---------- INPUT

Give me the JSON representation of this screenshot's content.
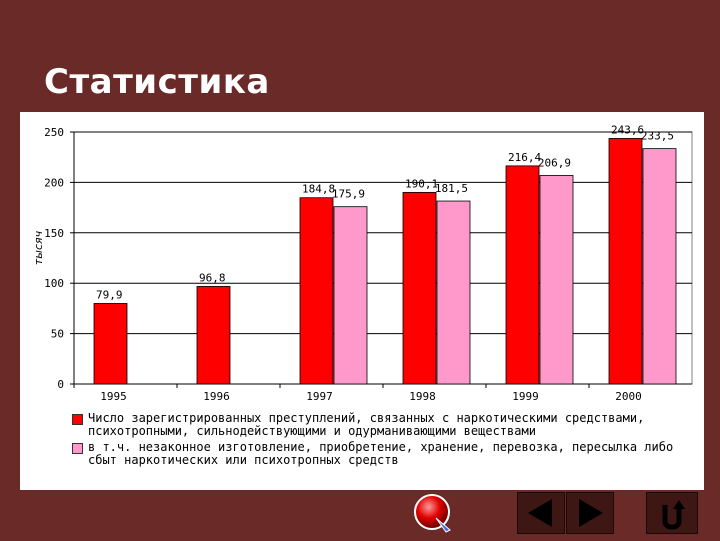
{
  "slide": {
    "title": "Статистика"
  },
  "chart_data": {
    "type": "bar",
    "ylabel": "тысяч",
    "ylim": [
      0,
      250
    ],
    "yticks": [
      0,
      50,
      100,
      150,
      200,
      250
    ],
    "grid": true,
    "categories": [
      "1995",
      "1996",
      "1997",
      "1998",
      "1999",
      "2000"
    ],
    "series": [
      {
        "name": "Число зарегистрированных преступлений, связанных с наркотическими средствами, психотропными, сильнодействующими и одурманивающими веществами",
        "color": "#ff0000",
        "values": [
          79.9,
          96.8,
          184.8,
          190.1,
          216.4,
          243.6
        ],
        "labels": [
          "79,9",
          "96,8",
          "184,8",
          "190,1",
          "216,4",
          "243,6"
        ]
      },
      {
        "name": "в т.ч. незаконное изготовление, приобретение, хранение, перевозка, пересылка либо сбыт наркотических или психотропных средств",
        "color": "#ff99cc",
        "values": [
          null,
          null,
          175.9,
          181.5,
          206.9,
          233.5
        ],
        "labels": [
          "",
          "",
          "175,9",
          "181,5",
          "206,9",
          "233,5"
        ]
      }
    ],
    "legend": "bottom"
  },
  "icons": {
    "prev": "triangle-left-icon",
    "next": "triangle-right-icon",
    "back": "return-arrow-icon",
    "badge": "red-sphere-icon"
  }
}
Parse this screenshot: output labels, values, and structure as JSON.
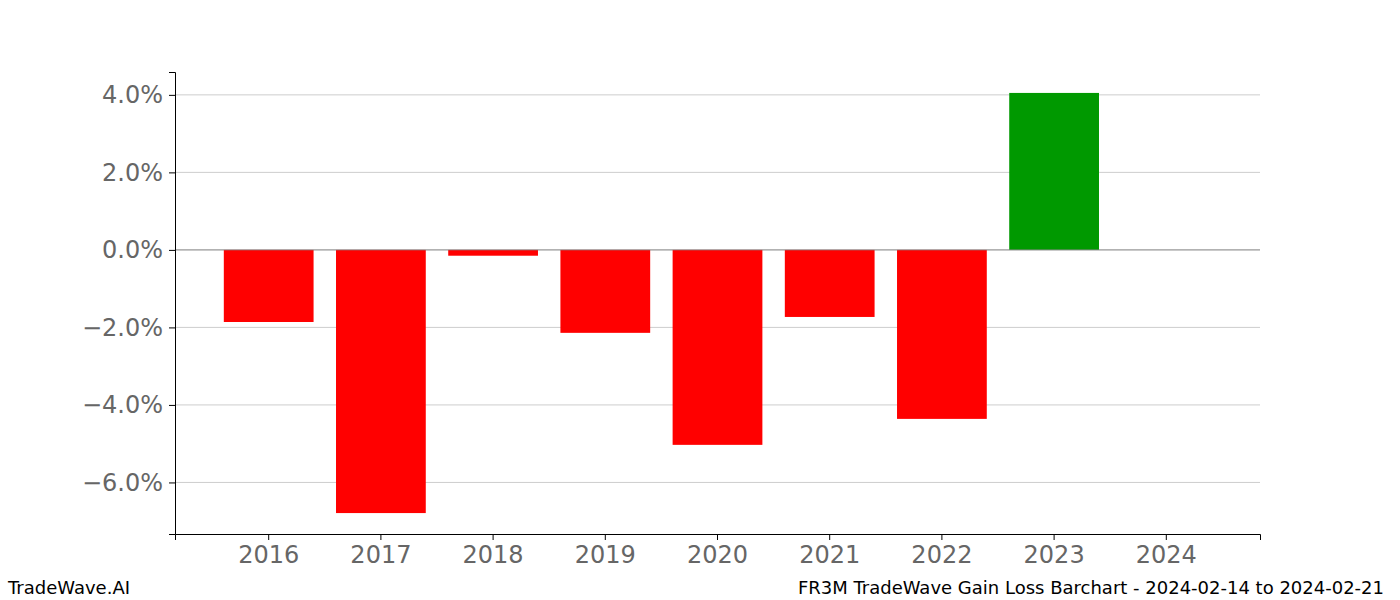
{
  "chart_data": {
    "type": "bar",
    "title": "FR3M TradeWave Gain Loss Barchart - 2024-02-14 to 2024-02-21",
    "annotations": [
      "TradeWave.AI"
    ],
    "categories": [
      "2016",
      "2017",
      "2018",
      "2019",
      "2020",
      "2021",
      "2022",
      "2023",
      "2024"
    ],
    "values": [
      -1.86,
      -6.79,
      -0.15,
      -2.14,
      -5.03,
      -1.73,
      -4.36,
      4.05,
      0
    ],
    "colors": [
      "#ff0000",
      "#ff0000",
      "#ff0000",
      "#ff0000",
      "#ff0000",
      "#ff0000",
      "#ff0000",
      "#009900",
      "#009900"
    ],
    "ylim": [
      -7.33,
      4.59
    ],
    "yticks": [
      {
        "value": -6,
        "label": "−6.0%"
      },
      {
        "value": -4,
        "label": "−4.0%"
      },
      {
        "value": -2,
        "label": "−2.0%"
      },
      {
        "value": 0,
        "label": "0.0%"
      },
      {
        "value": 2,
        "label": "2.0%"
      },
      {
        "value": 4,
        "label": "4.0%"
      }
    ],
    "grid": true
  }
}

--------------------

Using the material above, count the lines containing the word "screenshot". Reply with the number alone.

EXPECTED ANSWER: 2